[Instruction A]
Retype the passage of the film excerpt between "10 ‘Threads’ (1984)" and "hard to watch.", inclusive, with no changes.

[Source extract]
• • •

8 ‘Blue Velvet’ (1986)

Dennis Hopper - Blue Velvet

David Lynch is a master of putting nightmarish imagery on-screen and has made films that are classifiable as horror movies (like 1977’s Eraserhead and 2006’s Inland Empire). Blue Velvet, however, is more of a crime/psychological thriller film and follows a young man (Kyle MacLachlan) who gets wrapped up in a wild plot with a terrifyingly deranged criminal (played by Dennis Hopper) at its center.

Hopper’s Frank Booth is more frightening than just about any other movie antagonist, including those who are associated with the horror genre. Whenever he’s on-screen, Blue Velvet becomes terrifying and even hard to watch, making it arguably Lynch’s tensest film that doesn’t fit within the horror genre.

9 ‘In Cold Blood’ (1967)

In Cold Blood - 1967

In Cold Blood takes a horrifying true-crime story and presents it in the format of a film in a totally uncompromising way. It deals with the manhunt for — and eventual trial of — a pair of murderers who killed an entire family after a botched robbery and the questions around law, order, and justice that arise from the whole sad story.

It’s based on the novel of the same name by Truman Capote, which was released only one year before the film was made. It’s a tough, stomach-churning watch, and it holds up as a compelling yet difficult crime film to this day, largely thanks to the way it explores its difficult themes and the fact that it does justice to the traumatic story it’s based on and the people involved in it.

10 ‘Threads’ (1984)

Threads - 1984
Image via BBC

When it comes to nuclear war, any depiction of it will likely be terrifying to some extent. It’s a form of conflict that would likely end the entire world, should it occur on a large enough scale, and this is precisely a nightmare that comes true in the classic feel-bad masterpiece, Threads.

It’s a film that still feels shocking and visceral to this day, showing life in Britain right before, during, and after a series of nuclear attacks that devastate the country and the entire world. It’s a movie that deals with an alarmingly plausible apocalypse and captures everything with stark detail and a sense of realism that makes it incredibly hard to watch.

• • •

Element box entries:
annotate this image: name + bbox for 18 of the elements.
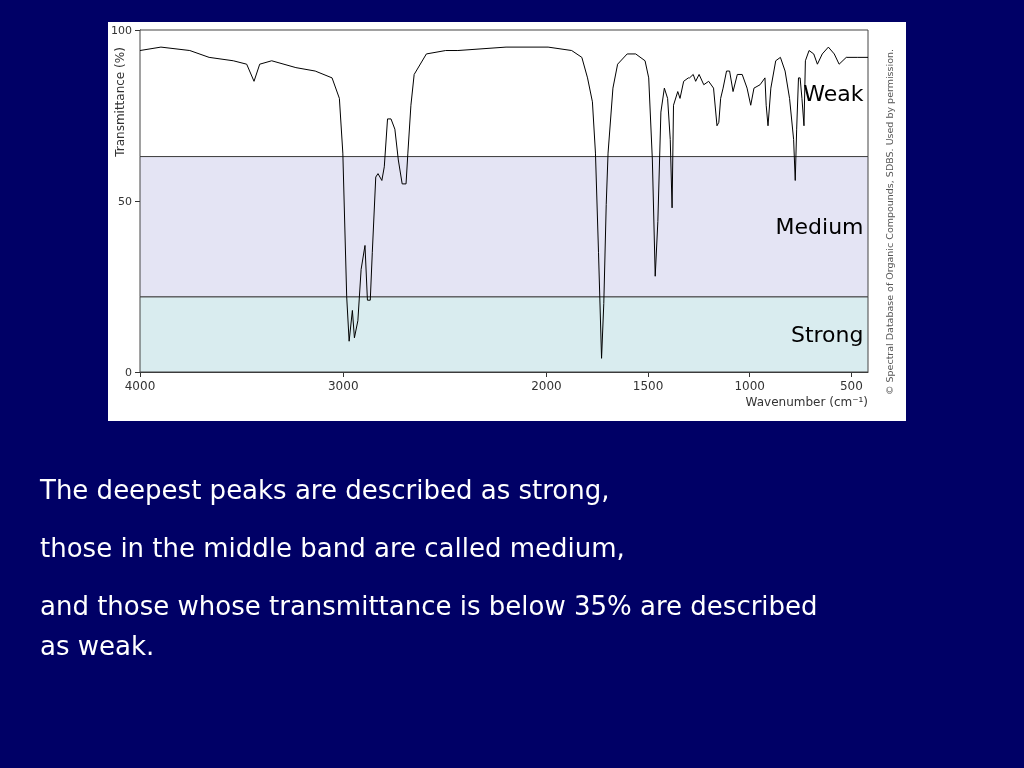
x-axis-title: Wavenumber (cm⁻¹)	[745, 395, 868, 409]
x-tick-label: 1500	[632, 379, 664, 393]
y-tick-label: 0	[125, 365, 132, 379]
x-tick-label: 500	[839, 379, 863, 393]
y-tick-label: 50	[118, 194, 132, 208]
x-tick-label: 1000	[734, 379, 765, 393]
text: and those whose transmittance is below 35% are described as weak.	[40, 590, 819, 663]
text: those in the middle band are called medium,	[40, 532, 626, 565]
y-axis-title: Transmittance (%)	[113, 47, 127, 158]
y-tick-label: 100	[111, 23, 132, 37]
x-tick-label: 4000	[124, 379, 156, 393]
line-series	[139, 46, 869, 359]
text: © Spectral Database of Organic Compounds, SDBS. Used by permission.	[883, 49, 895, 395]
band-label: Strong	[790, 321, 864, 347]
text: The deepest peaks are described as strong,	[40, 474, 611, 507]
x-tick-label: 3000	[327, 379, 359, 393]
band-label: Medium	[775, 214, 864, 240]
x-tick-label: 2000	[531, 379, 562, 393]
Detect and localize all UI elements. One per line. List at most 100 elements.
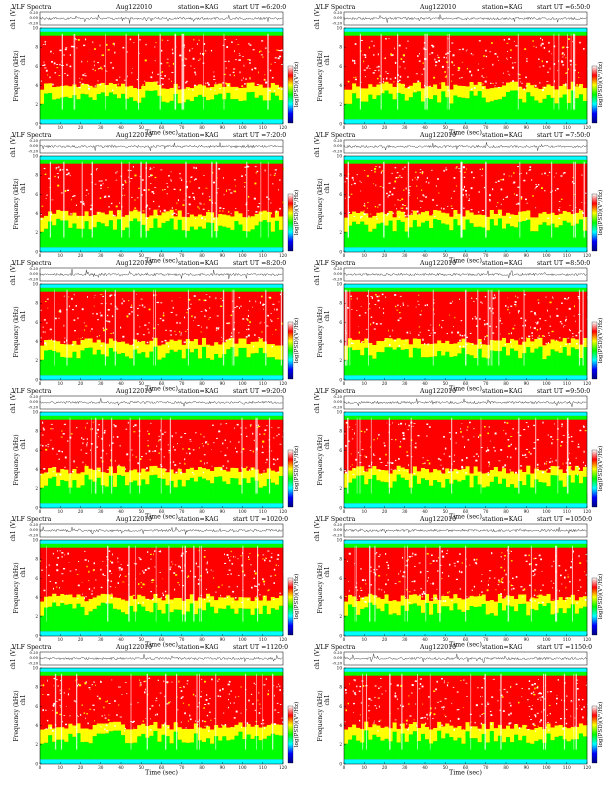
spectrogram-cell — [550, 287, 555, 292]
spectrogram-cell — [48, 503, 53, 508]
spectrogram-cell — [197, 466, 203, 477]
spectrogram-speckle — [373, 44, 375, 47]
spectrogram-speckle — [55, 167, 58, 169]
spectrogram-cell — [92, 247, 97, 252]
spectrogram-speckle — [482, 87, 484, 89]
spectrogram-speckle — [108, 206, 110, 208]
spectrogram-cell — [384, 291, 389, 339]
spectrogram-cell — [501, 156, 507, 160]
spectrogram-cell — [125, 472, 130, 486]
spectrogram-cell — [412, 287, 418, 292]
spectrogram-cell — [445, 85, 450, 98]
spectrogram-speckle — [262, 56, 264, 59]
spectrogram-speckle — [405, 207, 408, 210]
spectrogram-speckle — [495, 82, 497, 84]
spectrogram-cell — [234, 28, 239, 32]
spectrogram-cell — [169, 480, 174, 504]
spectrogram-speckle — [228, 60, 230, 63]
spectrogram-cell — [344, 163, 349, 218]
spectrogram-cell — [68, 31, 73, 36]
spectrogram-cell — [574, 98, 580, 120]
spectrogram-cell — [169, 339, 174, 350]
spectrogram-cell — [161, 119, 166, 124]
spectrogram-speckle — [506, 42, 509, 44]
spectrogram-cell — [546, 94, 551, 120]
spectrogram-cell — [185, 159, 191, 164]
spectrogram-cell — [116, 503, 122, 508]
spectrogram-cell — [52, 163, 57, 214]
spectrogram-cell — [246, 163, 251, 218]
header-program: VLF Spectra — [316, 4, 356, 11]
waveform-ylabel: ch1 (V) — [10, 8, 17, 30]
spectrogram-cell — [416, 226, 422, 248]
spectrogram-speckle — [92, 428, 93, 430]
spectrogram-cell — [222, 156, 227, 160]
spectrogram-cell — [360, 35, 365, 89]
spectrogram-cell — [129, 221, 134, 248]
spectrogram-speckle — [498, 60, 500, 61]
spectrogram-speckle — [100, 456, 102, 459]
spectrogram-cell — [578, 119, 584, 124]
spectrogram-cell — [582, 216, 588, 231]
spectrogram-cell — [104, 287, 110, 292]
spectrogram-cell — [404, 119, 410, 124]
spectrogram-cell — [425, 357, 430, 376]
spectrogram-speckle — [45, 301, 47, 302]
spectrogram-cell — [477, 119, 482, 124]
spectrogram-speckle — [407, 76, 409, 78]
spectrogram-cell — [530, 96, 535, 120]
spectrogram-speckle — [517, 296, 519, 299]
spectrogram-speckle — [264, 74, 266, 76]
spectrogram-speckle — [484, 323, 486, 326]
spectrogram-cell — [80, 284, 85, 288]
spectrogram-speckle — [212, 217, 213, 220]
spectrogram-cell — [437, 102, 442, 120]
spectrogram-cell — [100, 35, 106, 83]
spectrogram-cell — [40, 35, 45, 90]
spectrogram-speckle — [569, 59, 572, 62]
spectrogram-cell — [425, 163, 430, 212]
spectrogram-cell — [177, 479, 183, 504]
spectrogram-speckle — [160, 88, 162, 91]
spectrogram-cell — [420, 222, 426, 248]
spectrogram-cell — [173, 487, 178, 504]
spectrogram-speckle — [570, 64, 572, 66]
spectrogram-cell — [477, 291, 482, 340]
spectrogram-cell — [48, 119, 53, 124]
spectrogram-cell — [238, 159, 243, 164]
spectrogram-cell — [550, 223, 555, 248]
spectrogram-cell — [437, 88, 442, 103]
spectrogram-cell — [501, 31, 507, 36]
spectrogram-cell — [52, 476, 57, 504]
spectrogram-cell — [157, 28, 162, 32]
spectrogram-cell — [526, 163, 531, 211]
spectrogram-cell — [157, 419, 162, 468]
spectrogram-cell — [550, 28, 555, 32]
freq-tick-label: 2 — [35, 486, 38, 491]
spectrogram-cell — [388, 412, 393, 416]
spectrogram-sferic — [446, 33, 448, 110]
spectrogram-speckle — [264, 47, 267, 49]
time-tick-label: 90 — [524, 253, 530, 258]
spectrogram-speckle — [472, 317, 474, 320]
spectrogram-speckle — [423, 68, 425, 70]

• • •

[Instruction B]
Format the entries between the line holding "395, 868, 409]" and the line holding "text: those in", inclusive, as a JSON list of strings with one string per line, leaving out blank lines.

[Worked solution A]
10 ‘Threads’ (1984)

Threads - 1984
Image via BBC

When it comes to nuclear war, any depiction of it will likely be terrifying to some extent. It’s a form of conflict that would likely end the entire world, should it occur on a large enough scale, and this is precisely a nightmare that comes true in the classic feel-bad masterpiece, Threads.

It’s a film that still feels shocking and visceral to this day, showing life in Britain right before, during, and after a series of nuclear attacks that devastate the country and the entire world. It’s a movie that deals with an alarmingly plausible apocalypse and captures everything with stark detail and a sense of realism that makes it incredibly hard to watch.

[Worked solution B]
[
  "x-axis-title: Wavenumber (cm⁻¹)\t[745, 395, 868, 409]",
  "x-tick-label: 1500\t[632, 379, 664, 393]",
  "y-tick-label: 0\t[125, 365, 132, 379]",
  "x-tick-label: 500\t[839, 379, 863, 393]",
  "y-tick-label: 50\t[118, 194, 132, 208]",
  "x-tick-label: 1000\t[734, 379, 765, 393]",
  "text: and those whose transmittance is below 35% are described as weak.\t[40, 590, 819, 663]",
  "text: those in the middle band are called medium,\t[40, 532, 626, 565]"
]